## Start

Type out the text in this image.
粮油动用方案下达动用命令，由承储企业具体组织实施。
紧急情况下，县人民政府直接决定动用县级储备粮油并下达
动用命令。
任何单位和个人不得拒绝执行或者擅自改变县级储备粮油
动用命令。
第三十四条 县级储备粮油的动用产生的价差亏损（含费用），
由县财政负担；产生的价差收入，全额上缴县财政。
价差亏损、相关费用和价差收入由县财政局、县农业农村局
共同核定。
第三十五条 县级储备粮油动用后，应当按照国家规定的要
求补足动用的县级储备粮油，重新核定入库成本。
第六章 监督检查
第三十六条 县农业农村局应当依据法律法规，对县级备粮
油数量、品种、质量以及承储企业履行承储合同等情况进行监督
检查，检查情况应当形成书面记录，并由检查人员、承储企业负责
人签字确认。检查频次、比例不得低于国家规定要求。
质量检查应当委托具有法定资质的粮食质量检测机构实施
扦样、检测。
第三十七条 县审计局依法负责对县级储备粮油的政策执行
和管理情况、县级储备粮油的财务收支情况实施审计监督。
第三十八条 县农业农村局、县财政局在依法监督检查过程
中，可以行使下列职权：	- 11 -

## End
## Start

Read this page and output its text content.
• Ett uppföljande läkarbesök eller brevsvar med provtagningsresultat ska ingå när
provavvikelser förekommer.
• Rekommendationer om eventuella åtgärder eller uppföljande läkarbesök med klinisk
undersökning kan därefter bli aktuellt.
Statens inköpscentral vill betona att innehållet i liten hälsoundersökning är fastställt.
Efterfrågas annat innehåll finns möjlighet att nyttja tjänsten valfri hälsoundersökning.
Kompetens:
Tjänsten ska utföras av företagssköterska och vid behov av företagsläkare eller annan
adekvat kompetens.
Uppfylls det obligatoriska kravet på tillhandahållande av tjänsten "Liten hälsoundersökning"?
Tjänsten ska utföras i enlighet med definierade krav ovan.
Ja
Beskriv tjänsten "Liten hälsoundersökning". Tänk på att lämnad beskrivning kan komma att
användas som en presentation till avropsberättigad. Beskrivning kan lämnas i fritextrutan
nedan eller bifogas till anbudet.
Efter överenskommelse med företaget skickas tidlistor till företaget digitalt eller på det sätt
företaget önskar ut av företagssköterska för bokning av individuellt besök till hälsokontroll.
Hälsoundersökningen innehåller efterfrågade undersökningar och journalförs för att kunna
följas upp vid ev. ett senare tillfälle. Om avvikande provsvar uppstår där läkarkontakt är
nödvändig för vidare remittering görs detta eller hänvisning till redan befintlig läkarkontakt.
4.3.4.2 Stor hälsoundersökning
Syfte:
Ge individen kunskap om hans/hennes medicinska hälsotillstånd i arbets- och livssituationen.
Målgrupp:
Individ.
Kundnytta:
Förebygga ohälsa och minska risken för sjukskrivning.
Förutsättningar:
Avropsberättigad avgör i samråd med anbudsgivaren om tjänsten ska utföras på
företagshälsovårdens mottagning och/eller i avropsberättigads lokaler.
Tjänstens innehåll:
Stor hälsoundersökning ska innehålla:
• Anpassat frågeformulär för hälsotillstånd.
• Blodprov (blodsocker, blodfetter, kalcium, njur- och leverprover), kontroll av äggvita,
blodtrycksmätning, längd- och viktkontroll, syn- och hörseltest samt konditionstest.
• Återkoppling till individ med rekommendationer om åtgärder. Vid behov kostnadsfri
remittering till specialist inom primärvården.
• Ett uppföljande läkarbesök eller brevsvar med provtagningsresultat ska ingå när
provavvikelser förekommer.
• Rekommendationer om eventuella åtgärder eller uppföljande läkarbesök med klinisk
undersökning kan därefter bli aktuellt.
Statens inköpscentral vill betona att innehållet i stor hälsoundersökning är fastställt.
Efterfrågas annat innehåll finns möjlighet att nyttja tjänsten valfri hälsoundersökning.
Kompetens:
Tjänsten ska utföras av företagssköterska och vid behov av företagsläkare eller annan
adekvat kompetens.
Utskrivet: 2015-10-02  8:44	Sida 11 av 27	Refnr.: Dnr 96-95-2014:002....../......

## End

◆ **WHAT NEEDS TO BE DONE**: Search the lines for the string "läkarkontakt" and copy every line that has it.

◆ **REPLY TO THE TASK**:
följas upp vid ev. ett senare tillfälle. Om avvikande provsvar uppstår där läkarkontakt är
nödvändig för vidare remittering görs detta eller hänvisning till redan befintlig läkarkontakt.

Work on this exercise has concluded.